8 ago 2018

Juan Manuel Santos: el costo político de hacer lo correcto

Juan Manuel Santos: el costo político de hacer lo correcto/María Jimena Duzán, es columnista de la revista Semana y directora del programa de televisión Semana en vivo. Ha publicado Así gobierna Uribe (2005) y Mi viaje al infierno (2010), donde reconstruye la masacre, en 1990, donde murió su hermana Sílvia, también periodista. Su libro más reciente es Santos. Paradojas de la paz y del poder, una crónica política sobre el final del conflicto armado con las Farc.
The New York Times, 7 de agosto de 2018
 El presidente saliente de Colombia Juan Manuel Santos, en la inauguración de la Cumbre de las Américas el 13 de abril de 2018 en Lima El presidente saliente de Colombia Juan Manuel Santos, en la inauguración de la Cumbre de las Américas el 13 de abril de 2018 en Lima crédito Cris Bouroncle/Agence France-Presse — Getty Images 

Juan Manuel Santos, el primer nobel de la paz colombiano, termina su mandato eclipsado por el sino trágico de los héroes shakesperianos: acabará arrasado por las fuerzas que él mismos desató. Fue el único presidente que logró desactivar una guerra de más de cincuenta años con las Fuerzas Armadas Revolucionarias de Colombia (Farc) —la guerrilla más antigua y poderosa del continente americano—, pero la inercia que desató la firma de este acuerdo terminó minando su popularidad y su base política.
Una semana después de que Santos firmó el acuerdo de paz con las Farc, tras cuatro años y medio de arduas negociaciones en La Habana, una coalición por el no, liderada por el expresidente Álvaro Uribe —su antiguo jefe transformado en férreo adversario— ganó en el plebiscito por la paz por un estrecho margen de 54.000 votos y derrotó también su apuesta de país.

Santos navegó esa debacle y sentó a los promotores del no en la mesa para negociar un nuevo acuerdo.
Al cabo de un mes y medio de conversaciones, Santos, apremiado por la falta de tiempo para presentar las reformas que harían viable la ejecución del acuerdo en el Congreso, decidió solicitarle a Uribe una cita para hacer posible un acuerdo definitivo. “Me di cuenta en esa reunión de que Uribe no iba a ceder en sus posiciones inamovibles y que lo que quería era la rendición de las Farc, y no un acuerdo de paz”, me dijo el presidente Santos en una de las entrevistas que le hice para Santos. Paradojas de la paz y del poder, una memoria política sobre el fin de la guerra, que acaba de publicarse.

• [Tareas propuestas]
- a) Indica si cada afirmación concuerda con la columna sobre Santos y cita las palabras exactas que lo determinan: (i) Santos fue el primer colombiano en recibir el Nobel de la Paz; (ii) las negociaciones en La Habana se prolongaron durante dos años; (iii) la coalición por el no ganó el plebiscito por 54.000 votos.
- b) Redacta la continuación de la columna sobre Santos a partir de su última oración.
El material que aparece a continuación es independiente de la columna sobre Santos.

• [Material proporcionado]

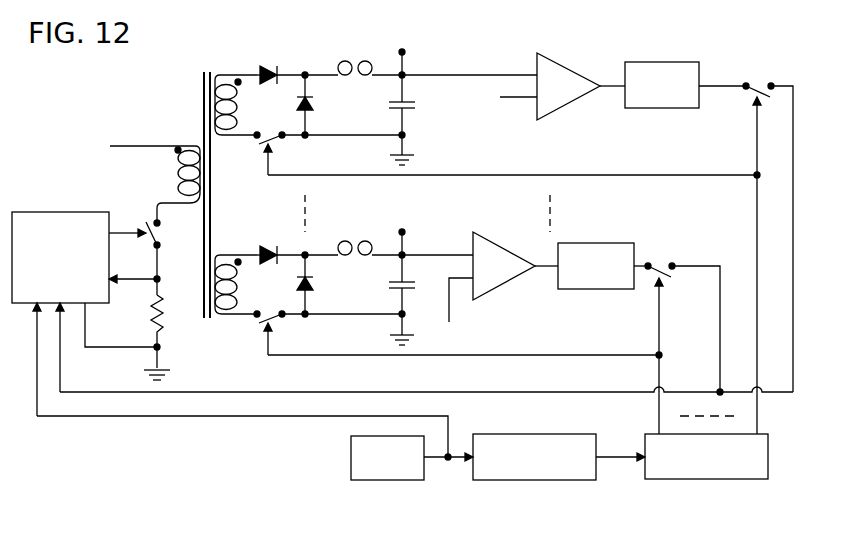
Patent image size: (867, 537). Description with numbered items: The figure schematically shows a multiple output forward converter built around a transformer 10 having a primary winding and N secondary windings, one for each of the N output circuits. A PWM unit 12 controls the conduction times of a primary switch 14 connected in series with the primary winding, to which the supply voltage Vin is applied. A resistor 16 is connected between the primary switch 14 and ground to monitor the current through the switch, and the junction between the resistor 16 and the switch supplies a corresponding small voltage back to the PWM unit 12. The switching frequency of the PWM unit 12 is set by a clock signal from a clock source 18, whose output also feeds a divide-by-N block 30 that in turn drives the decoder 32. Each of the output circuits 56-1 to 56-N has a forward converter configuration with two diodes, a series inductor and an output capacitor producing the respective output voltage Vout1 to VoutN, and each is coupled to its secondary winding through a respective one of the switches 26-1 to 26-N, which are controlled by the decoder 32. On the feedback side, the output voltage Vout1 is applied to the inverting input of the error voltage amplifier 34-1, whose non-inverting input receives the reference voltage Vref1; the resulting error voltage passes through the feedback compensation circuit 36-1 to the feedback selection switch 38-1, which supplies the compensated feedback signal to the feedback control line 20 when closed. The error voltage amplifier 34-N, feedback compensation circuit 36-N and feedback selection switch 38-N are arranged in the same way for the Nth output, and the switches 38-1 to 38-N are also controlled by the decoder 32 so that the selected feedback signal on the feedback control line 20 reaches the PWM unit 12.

The transformer 10 is at (192, 137).
The PWM unit 12 is at (60, 212).
The primary switch 14 is at (148, 218).
The resistor 16 is at (167, 330).
The clock source 18 is at (351, 462).
The feedback control line 20 is at (249, 392).
The switch 26-1 is at (290, 147).
The switch 26-N is at (287, 325).
The divide by N counter 30 is at (540, 435).
The decoder 32 is at (646, 435).
The error voltage amplifier 34-1 is at (580, 44).
The error voltage amplifier 34-N is at (496, 245).
The feedback compensation circuit 36-1 is at (655, 62).
The feedback compensation circuit 36-N is at (594, 243).
The feedback selection switch 38-1 is at (760, 72).
The feedback selection switch 38-N is at (660, 262).
The output circuit 56-1 is at (373, 120).
The output circuit 56-N is at (375, 298).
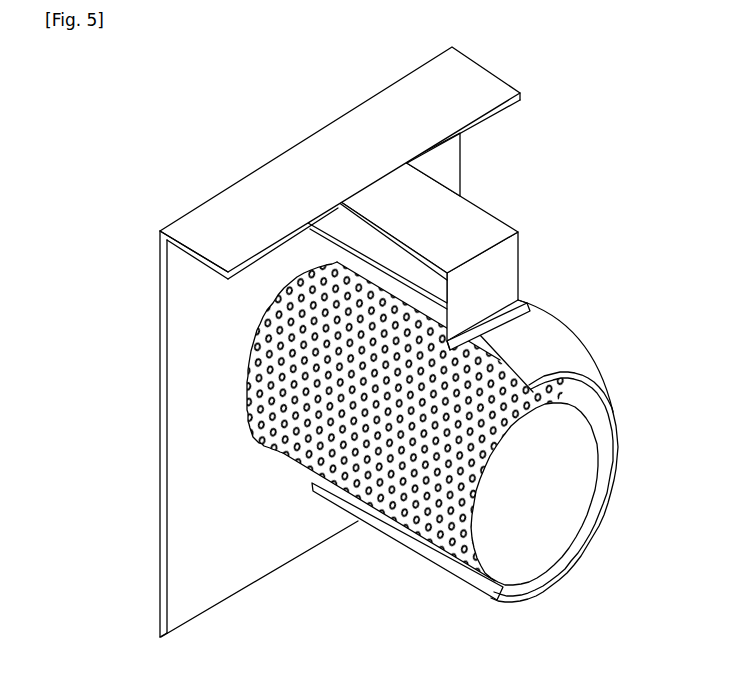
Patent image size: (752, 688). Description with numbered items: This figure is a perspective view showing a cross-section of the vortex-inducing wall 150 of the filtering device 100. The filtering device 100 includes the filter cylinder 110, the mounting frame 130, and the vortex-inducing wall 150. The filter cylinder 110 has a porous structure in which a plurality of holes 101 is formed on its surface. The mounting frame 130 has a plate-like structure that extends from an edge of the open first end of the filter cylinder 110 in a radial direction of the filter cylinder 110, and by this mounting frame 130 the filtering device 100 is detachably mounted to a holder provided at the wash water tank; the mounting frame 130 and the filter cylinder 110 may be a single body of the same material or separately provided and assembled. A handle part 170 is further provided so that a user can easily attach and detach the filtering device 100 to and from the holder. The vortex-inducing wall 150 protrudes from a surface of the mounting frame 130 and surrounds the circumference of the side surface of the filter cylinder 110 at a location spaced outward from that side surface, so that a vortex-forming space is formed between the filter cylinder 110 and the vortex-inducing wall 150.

The filtering device 100 is at (148, 149).
The holes 101 is at (247, 372).
The filter cylinder 110 is at (330, 431).
The mounting frame 130 is at (185, 302).
The vortex-inducing wall 150 is at (563, 352).
The handle part 170 is at (472, 224).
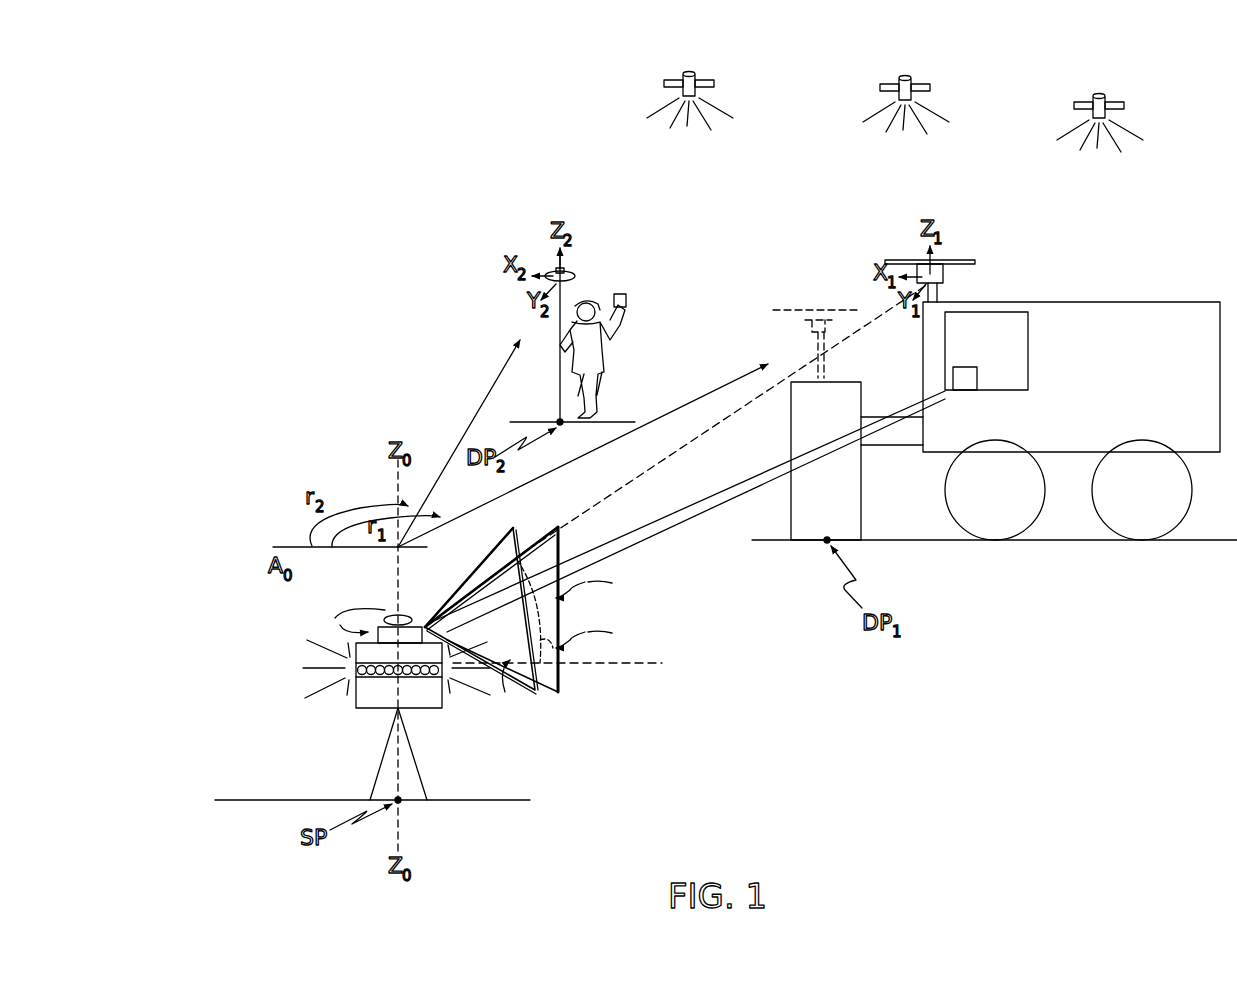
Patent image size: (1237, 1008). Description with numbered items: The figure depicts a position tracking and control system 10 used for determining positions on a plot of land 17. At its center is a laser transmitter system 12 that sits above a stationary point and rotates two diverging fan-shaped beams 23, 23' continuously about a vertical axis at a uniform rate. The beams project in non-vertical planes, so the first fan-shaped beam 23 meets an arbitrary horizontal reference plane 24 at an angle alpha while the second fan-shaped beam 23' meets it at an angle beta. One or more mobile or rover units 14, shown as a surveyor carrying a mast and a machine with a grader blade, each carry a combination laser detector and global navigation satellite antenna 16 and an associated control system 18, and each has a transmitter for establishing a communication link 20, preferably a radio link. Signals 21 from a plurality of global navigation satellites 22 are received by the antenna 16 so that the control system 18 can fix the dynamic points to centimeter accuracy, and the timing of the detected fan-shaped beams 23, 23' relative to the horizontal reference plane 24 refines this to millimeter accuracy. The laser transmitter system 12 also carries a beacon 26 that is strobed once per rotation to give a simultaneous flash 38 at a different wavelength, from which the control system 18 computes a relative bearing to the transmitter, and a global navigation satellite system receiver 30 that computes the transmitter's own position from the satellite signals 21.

The position tracking and control (PTC) system 10 is at (262, 398).
The laser transmitter system 12 is at (362, 710).
The mobile or rover unit 14 is at (612, 388).
The combination laser detector and global navigation satellite (CLDGNS) antenna 16 is at (576, 271).
The plot of land 17 is at (531, 418).
The control system 18 is at (620, 298).
The communication link 20 is at (688, 512).
The signals 21 is at (684, 118).
The global navigation satellites 22 is at (683, 72).
The first fan-shaped beam 23 is at (499, 640).
The second fan-shaped beam 23' is at (528, 622).
The horizontal reference plane 24 is at (645, 665).
The beacon 26 is at (420, 680).
The global navigation satellite system (GNSS) receiver 30 is at (405, 616).
The flash 38 is at (300, 672).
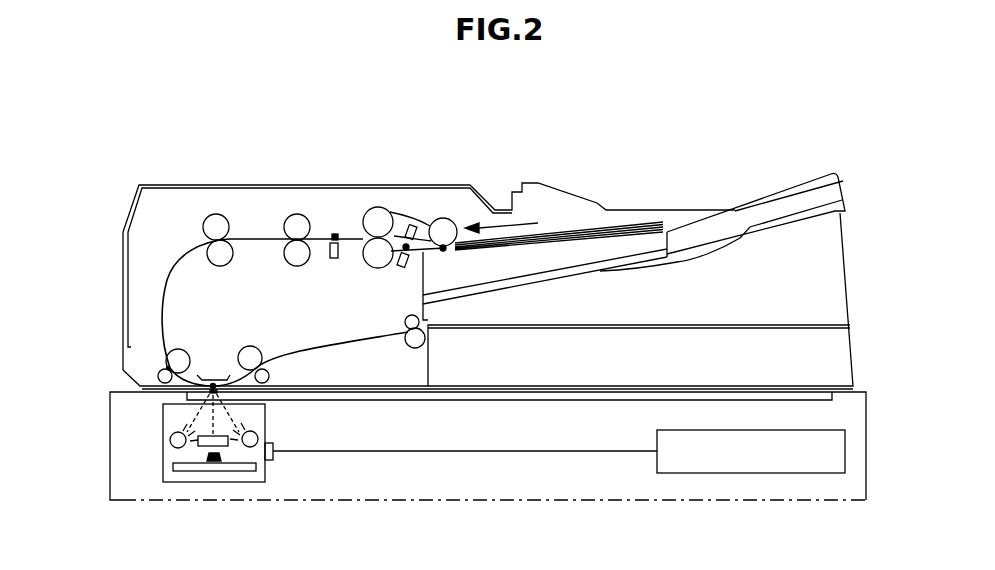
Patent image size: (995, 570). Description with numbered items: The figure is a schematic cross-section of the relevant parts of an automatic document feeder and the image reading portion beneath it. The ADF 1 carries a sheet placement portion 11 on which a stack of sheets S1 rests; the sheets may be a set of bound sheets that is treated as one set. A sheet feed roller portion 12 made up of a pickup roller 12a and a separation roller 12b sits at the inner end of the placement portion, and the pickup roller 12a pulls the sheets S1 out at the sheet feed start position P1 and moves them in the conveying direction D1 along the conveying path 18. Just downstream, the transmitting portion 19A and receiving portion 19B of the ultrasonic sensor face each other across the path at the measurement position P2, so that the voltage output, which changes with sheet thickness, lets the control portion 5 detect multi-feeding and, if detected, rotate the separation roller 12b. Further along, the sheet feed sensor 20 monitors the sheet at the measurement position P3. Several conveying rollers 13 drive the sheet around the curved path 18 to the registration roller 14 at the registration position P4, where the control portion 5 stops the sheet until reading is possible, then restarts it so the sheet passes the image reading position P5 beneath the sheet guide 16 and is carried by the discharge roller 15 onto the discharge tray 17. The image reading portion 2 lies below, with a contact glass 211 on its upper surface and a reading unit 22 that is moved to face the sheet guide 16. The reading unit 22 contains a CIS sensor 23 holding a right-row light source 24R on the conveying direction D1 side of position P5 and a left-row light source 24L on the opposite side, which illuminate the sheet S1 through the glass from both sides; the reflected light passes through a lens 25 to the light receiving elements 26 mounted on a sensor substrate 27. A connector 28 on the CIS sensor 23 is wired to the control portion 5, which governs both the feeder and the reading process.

The ADF 1 is at (123, 257).
The image reading portion 2 is at (108, 463).
The control portion 5 is at (768, 474).
The sheet placement portion 11 is at (595, 228).
The sheet feed roller portion 12 is at (390, 180).
The pickup roller 12a is at (455, 217).
The separation roller 12b is at (370, 265).
The conveying rollers 13 is at (215, 215).
The registration roller 14 is at (163, 368).
The discharge roller 15 is at (407, 347).
The sheet guide 16 is at (220, 373).
The discharge tray 17 is at (606, 323).
The conveying path 18 is at (170, 268).
The transmitting portion 19A is at (396, 266).
The receiving portion 19B is at (413, 226).
The sheet feed sensor 20 is at (333, 259).
The reading unit 22 is at (153, 487).
The CIS sensor 23 is at (163, 420).
The left-row light source 24L is at (170, 441).
The right-row light source 24R is at (262, 435).
The lens 25 is at (198, 447).
The light receiving elements 26 is at (230, 460).
The sensor substrate 27 is at (200, 472).
The connector 28 is at (275, 455).
The contact glass 211 is at (605, 401).
The conveying direction D1 is at (503, 220).
The sheet feed start position P1 is at (443, 252).
The measurement position P2 is at (406, 252).
The measurement position P3 is at (335, 233).
The registration position P4 is at (165, 366).
The image reading position P5 is at (208, 375).
The sheets S1 is at (555, 230).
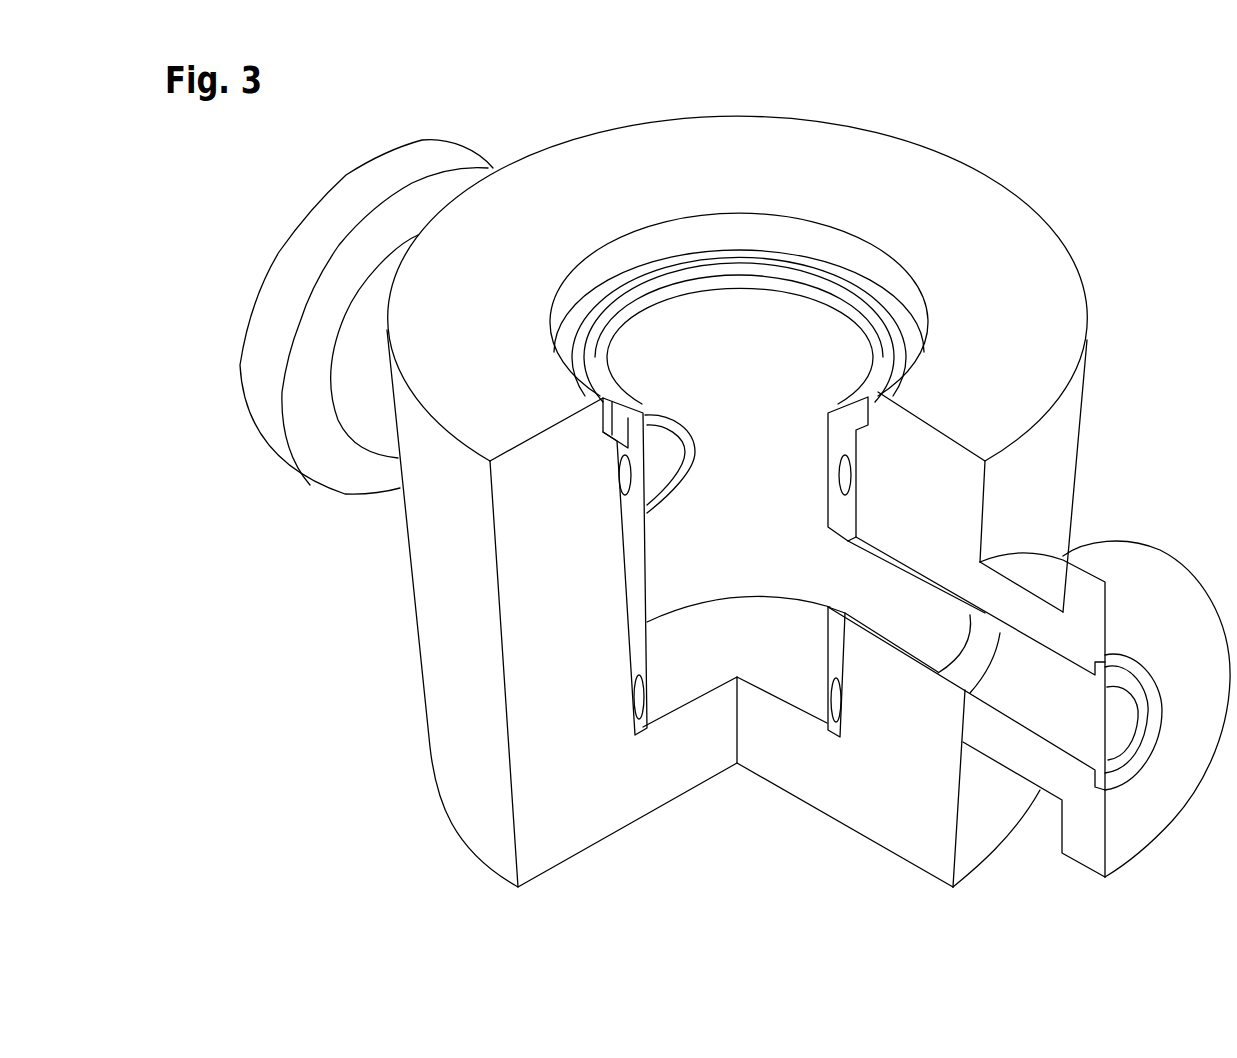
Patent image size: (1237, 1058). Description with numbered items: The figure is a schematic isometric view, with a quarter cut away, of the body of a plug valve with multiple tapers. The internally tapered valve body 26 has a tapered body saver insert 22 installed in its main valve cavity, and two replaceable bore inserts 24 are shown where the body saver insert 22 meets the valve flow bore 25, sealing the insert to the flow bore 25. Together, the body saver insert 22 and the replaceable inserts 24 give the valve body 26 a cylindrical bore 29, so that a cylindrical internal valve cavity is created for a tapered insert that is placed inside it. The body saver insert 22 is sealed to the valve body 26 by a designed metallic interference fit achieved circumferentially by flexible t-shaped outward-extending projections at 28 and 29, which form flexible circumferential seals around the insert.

The tapered body saver insert 22 is at (637, 570).
The bore insert 24 is at (673, 420).
The valve flow bore 25 is at (1022, 693).
The valve body 26 is at (583, 165).
The flexible t-shaped outward-extending projection 28 is at (615, 457).
The cylindrical bore 29 is at (825, 343).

• [Resultados del ejercicio]
- a)
(i) Sí: «el primer nobel de la paz colombiano».
(ii) No: «tras cuatro años y medio de arduas negociaciones en La Habana».
(iii) Sí: «ganó en el plebiscito por la paz por un estrecho margen de 54.000 votos».

- b)
Finalmente, en noviembre de 2016, el presidente firmó el nuevo acuerdo en el Teatro Colón. Aunque se incluyeron cambios sustanciales en el texto, ocasionados por los resultados del plebiscito, el país quedó irremediablemente dividido y la popularidad de Santos llegó a su punto más bajo.
Su último año de gobierno fue el más azaroso, porque sintió la soledad del poder como ningún otro presidente de la historia reciente de Colombia. Santos se quedó solo en la cruzada por impulsar en el Congreso las reformas rurales y políticas derivadas del acuerdo de paz, la mayoría de las cuales quedaron en el aire.
Sus socios políticos —como el partido de Cambio Radical de su vicepresidente Germán Vargas Lleras— empezaron a abandonarlo a medida que sus índices de aprobación disminuían; los empresarios, que ya lo habían declarado “traidor a su clase” —gracias a las reformas tributarias que Santos tuvo que hacer para evitar que el país se fuera a la bancarrota cuando bajaron los precios del petróleo—, se alinearon con el candidato presidencial del uribismo, Iván Duque. La clase media, resentida por el aumento en el impuesto al consumo, tampoco lo acompañó.
Como epílogo, tuvo que asistir a una última derrota, la más indigna de todas: el triunfo del uribismo en las elecciones presidenciales del 27 de mayo.
Los desaciertos y errores del presidente saliente fueron una avalancha que él mismo provocó: Santos le entrega a Iván Duque un país con el doble de hectáreas —188.000 en total— de cultivos de coca que en 2013. Esta cifra récord coincide con el momento en que Santos decidió suspender la fumigación aérea de cultivos, que, según el uribismo, habría sido pactada en las negociaciones en La Habana.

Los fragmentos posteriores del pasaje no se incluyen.